* Begin *
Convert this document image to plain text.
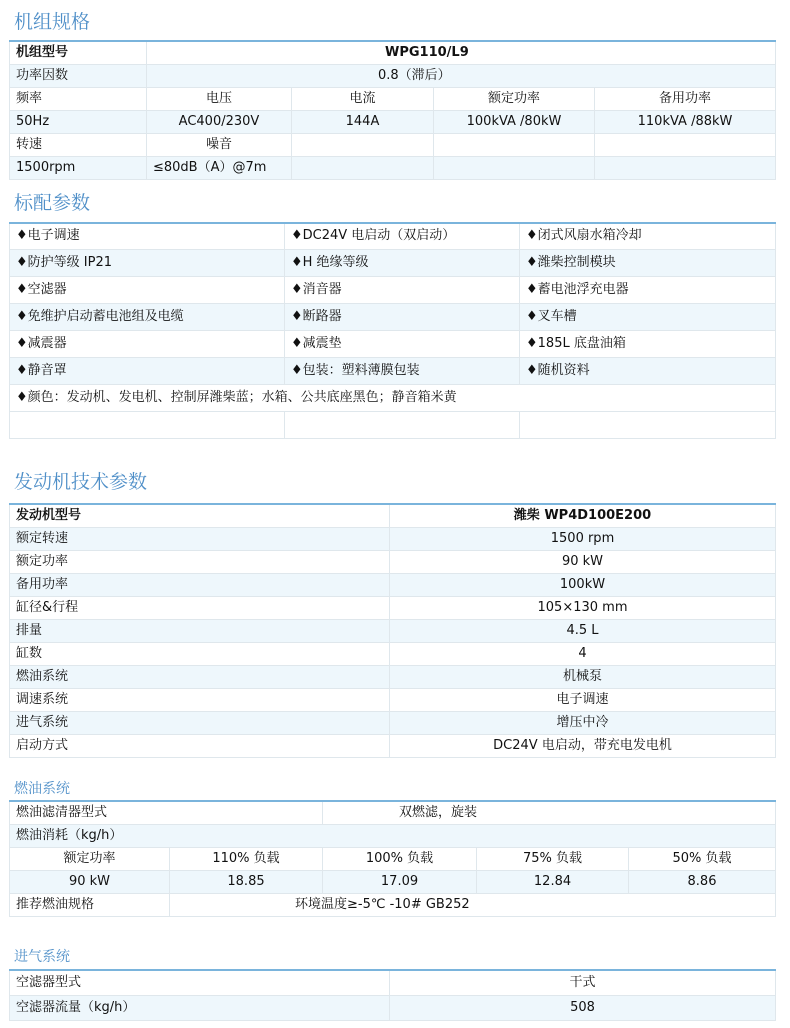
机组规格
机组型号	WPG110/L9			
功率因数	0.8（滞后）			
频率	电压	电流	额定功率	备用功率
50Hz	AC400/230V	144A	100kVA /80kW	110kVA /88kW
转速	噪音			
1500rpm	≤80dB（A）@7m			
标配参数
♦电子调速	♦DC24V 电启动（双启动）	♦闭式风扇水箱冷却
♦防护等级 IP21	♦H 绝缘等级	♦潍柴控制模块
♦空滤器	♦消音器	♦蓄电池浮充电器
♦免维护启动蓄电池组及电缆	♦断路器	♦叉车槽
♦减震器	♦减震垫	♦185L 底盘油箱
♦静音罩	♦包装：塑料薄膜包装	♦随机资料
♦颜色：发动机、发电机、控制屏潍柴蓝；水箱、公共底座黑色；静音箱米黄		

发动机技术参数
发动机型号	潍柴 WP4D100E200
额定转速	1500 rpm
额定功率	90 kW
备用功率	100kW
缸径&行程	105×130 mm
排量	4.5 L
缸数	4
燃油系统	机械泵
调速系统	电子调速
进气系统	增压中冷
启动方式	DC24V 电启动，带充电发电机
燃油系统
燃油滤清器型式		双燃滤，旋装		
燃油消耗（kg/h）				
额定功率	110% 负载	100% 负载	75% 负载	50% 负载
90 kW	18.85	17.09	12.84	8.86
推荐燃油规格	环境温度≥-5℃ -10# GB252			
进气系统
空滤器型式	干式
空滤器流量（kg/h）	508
* End *
Your goal: Leave out the pictures and copy everything else in the records word for word.

Correct output:
Convert this document image to plain text.
机组规格
机组型号	WPG110/L9			
功率因数	0.8（滞后）			
频率	电压	电流	额定功率	备用功率
50Hz	AC400/230V	144A	100kVA /80kW	110kVA /88kW
转速	噪音			
1500rpm	≤80dB（A）@7m			
标配参数
♦电子调速	♦DC24V 电启动（双启动）	♦闭式风扇水箱冷却
♦防护等级 IP21	♦H 绝缘等级	♦潍柴控制模块
♦空滤器	♦消音器	♦蓄电池浮充电器
♦免维护启动蓄电池组及电缆	♦断路器	♦叉车槽
♦减震器	♦减震垫	♦185L 底盘油箱
♦静音罩	♦包装：塑料薄膜包装	♦随机资料
♦颜色：发动机、发电机、控制屏潍柴蓝；水箱、公共底座黑色；静音箱米黄		

发动机技术参数
发动机型号	潍柴 WP4D100E200
额定转速	1500 rpm
额定功率	90 kW
备用功率	100kW
缸径&行程	105×130 mm
排量	4.5 L
缸数	4
燃油系统	机械泵
调速系统	电子调速
进气系统	增压中冷
启动方式	DC24V 电启动，带充电发电机
燃油系统
燃油滤清器型式		双燃滤，旋装		
燃油消耗（kg/h）				
额定功率	110% 负载	100% 负载	75% 负载	50% 负载
90 kW	18.85	17.09	12.84	8.86
推荐燃油规格	环境温度≥-5℃ -10# GB252			
进气系统
空滤器型式	干式
空滤器流量（kg/h）	508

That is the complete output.